Repeat exactly the lines from the one containing "What text is on this page?" through the last line of the records below, both included, and nothing else.

begin RECORDS SUPPLIED

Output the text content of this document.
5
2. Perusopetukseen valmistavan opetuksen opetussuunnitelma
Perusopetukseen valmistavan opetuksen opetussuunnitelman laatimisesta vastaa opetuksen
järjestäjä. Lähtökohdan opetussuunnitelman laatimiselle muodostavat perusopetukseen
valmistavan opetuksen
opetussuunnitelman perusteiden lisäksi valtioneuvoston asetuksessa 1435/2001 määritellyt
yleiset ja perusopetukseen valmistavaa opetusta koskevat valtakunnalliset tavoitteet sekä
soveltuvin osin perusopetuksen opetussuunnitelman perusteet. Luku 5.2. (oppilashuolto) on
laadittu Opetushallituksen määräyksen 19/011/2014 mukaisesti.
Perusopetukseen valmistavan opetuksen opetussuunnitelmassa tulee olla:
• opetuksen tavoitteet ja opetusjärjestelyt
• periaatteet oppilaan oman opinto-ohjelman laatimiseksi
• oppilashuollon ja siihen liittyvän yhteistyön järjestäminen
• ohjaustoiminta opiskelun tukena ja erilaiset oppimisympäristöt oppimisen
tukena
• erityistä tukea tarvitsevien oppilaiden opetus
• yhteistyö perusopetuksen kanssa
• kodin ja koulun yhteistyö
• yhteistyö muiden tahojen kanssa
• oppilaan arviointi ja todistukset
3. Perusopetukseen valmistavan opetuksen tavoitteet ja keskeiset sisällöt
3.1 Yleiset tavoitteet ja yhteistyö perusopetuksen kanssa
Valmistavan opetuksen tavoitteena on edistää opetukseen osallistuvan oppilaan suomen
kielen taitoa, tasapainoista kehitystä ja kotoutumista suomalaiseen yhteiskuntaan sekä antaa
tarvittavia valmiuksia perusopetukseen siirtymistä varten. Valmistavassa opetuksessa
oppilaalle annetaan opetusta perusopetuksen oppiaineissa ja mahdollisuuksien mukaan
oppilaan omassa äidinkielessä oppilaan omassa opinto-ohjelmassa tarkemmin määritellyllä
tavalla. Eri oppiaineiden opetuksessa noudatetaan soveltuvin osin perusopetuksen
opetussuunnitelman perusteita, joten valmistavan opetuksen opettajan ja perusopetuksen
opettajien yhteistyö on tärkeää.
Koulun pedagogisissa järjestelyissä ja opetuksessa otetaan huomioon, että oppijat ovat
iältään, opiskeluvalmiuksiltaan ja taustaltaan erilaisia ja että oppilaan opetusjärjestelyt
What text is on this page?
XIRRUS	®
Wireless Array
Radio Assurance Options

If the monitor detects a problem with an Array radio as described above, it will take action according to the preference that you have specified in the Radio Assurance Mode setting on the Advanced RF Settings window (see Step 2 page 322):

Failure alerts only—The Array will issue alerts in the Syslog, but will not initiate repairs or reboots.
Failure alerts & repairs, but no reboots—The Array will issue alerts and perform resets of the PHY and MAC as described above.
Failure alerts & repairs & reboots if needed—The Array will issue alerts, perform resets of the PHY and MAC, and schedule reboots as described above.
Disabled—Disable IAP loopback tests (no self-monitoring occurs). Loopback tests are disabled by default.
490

end RECORDS SUPPLIED

**TASK OUTPUT:**
What text is on this page?
XIRRUS	®
Wireless Array
Radio Assurance Options

If the monitor detects a problem with an Array radio as described above, it will take action according to the preference that you have specified in the Radio Assurance Mode setting on the Advanced RF Settings window (see Step 2 page 322):

Failure alerts only—The Array will issue alerts in the Syslog, but will not initiate repairs or reboots.
Failure alerts & repairs, but no reboots—The Array will issue alerts and perform resets of the PHY and MAC as described above.
Failure alerts & repairs & reboots if needed—The Array will issue alerts, perform resets of the PHY and MAC, and schedule reboots as described above.
Disabled—Disable IAP loopback tests (no self-monitoring occurs). Loopback tests are disabled by default.
490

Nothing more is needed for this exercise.